** Data lines **
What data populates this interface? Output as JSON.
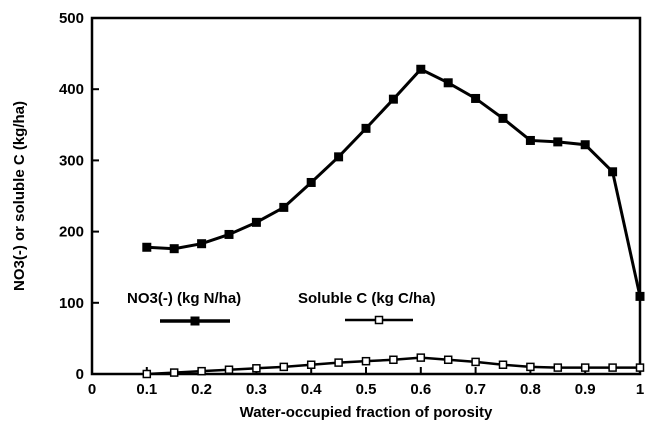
{
  "chart_data": {
    "type": "line",
    "xlabel": "Water-occupied fraction of porosity",
    "ylabel": "NO3(-) or soluble C (kg/ha)",
    "xlim": [
      0,
      1
    ],
    "ylim": [
      0,
      500
    ],
    "xticks": [
      "0",
      "0.1",
      "0.2",
      "0.3",
      "0.4",
      "0.5",
      "0.6",
      "0.7",
      "0.8",
      "0.9",
      "1"
    ],
    "yticks": [
      "0",
      "100",
      "200",
      "300",
      "400",
      "500"
    ],
    "grid": false,
    "legend_position": "bottom-left",
    "series": [
      {
        "name": "NO3(-) (kg N/ha)",
        "marker": "filled-square",
        "color": "#000000",
        "x": [
          0.1,
          0.15,
          0.2,
          0.25,
          0.3,
          0.35,
          0.4,
          0.45,
          0.5,
          0.55,
          0.6,
          0.65,
          0.7,
          0.75,
          0.8,
          0.85,
          0.9,
          0.95,
          1.0
        ],
        "y": [
          178,
          176,
          183,
          196,
          213,
          234,
          269,
          305,
          345,
          386,
          428,
          409,
          387,
          359,
          328,
          326,
          322,
          284,
          109
        ]
      },
      {
        "name": "Soluble C (kg C/ha)",
        "marker": "open-square",
        "color": "#000000",
        "x": [
          0.1,
          0.15,
          0.2,
          0.25,
          0.3,
          0.35,
          0.4,
          0.45,
          0.5,
          0.55,
          0.6,
          0.65,
          0.7,
          0.75,
          0.8,
          0.85,
          0.9,
          0.95,
          1.0
        ],
        "y": [
          0,
          2,
          4,
          6,
          8,
          10,
          13,
          16,
          18,
          20,
          23,
          20,
          17,
          13,
          10,
          9,
          9,
          9,
          9
        ]
      }
    ]
  }
}
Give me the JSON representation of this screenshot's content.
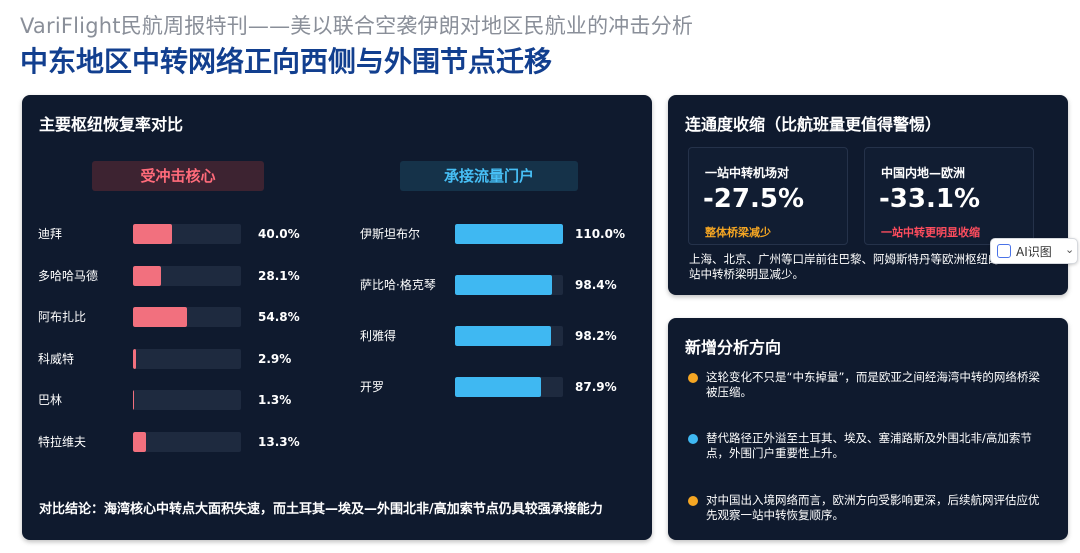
{
  "header": {
    "subtitle": "VariFlight民航周报特刊——美以联合空袭伊朗对地区民航业的冲击分析",
    "title": "中东地区中转网络正向西侧与外围节点迁移"
  },
  "hub_card": {
    "title": "主要枢纽恢复率对比",
    "impact_label": "受冲击核心",
    "gateway_label": "承接流量门户",
    "impact_hubs": [
      {
        "name": "迪拜",
        "rate": 40.0,
        "rate_label": "40.0%"
      },
      {
        "name": "多哈哈马德",
        "rate": 28.1,
        "rate_label": "28.1%"
      },
      {
        "name": "阿布扎比",
        "rate": 54.8,
        "rate_label": "54.8%"
      },
      {
        "name": "科威特",
        "rate": 2.9,
        "rate_label": "2.9%"
      },
      {
        "name": "巴林",
        "rate": 1.3,
        "rate_label": "1.3%"
      },
      {
        "name": "特拉维夫",
        "rate": 13.3,
        "rate_label": "13.3%"
      }
    ],
    "gateway_hubs": [
      {
        "name": "伊斯坦布尔",
        "rate": 110.0,
        "rate_label": "110.0%"
      },
      {
        "name": "萨比哈·格克琴",
        "rate": 98.4,
        "rate_label": "98.4%"
      },
      {
        "name": "利雅得",
        "rate": 98.2,
        "rate_label": "98.2%"
      },
      {
        "name": "开罗",
        "rate": 87.9,
        "rate_label": "87.9%"
      }
    ],
    "conclusion": "对比结论：海湾核心中转点大面积失速，而土耳其—埃及—外围北非/高加索节点仍具较强承接能力"
  },
  "connectivity_card": {
    "title": "连通度收缩（比航班量更值得警惕）",
    "stats": [
      {
        "label": "一站中转机场对",
        "value": "-27.5%",
        "note": "整体桥梁减少"
      },
      {
        "label": "中国内地—欧洲",
        "value": "-33.1%",
        "note": "一站中转更明显收缩"
      }
    ],
    "description": "上海、北京、广州等口岸前往巴黎、阿姆斯特丹等欧洲枢纽的一站中转桥梁明显减少。"
  },
  "ai_badge": {
    "label": "AI识图",
    "caret": "⌄"
  },
  "analysis_card": {
    "title": "新增分析方向",
    "bullets": [
      {
        "text": "这轮变化不只是“中东掉量”，而是欧亚之间经海湾中转的网络桥梁被压缩。",
        "color": "#f5a623"
      },
      {
        "text": "替代路径正外溢至土耳其、埃及、塞浦路斯及外围北非/高加索节点，外围门户重要性上升。",
        "color": "#3fb8f2"
      },
      {
        "text": "对中国出入境网络而言，欧洲方向受影响更深，后续航网评估应优先观察一站中转恢复顺序。",
        "color": "#f5a623"
      }
    ]
  },
  "colors": {
    "title_blue": "#123f8f",
    "card_bg": "#0f1a2e",
    "impact_red": "#f2707e",
    "gateway_blue": "#3fb8f2",
    "note_orange": "#f5a623",
    "note_red": "#ff4d5e"
  }
}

** What the task asks **
From the entries, report each line that includes the word "marker".

** Solution for this problem **
        "marker": "filled-square",
        "marker": "open-square",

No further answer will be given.